What the task asks — Copy out each row below that contains the string "devices". Case counts.

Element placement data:
┌──

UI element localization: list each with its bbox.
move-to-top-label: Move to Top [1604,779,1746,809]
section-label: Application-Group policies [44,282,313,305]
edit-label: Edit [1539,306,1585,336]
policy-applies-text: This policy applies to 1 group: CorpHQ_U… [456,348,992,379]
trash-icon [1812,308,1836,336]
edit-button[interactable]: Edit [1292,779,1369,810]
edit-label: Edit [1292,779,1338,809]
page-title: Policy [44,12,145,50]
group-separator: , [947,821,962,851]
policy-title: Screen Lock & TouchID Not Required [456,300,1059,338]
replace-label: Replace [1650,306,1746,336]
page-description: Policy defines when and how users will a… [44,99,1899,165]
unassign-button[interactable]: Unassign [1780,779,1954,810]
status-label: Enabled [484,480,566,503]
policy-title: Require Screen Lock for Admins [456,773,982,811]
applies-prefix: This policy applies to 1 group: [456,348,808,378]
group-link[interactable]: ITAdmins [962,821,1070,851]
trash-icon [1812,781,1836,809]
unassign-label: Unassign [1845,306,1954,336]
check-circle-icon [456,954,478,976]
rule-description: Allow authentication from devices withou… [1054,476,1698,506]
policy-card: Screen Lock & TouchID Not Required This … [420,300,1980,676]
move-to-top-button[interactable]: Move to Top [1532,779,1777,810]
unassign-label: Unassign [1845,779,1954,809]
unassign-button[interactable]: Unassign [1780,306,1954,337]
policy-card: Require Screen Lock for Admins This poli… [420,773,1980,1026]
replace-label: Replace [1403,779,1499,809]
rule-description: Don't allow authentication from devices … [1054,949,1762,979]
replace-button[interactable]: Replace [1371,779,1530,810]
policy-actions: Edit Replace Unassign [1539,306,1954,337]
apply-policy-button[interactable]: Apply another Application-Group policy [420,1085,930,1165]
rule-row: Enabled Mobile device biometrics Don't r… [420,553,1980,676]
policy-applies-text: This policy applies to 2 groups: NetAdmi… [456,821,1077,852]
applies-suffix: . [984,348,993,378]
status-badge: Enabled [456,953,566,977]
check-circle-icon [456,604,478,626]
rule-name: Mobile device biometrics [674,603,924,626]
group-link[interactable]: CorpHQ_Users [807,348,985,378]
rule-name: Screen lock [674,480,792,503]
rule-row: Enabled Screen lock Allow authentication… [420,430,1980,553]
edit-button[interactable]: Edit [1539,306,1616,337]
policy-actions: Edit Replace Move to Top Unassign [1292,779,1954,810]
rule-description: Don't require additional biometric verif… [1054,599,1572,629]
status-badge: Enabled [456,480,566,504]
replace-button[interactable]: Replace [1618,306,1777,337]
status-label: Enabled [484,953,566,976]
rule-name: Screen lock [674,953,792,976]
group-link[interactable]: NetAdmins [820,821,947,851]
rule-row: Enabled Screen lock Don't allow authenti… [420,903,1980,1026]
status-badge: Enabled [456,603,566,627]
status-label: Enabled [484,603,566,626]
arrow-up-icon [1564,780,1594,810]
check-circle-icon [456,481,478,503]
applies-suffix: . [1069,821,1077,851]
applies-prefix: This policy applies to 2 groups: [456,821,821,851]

└──

Output of the exercise —
rule-description: Allow authentication from devices withou… [1054,476,1698,506]
rule-description: Don't allow authentication from devices … [1054,949,1762,979]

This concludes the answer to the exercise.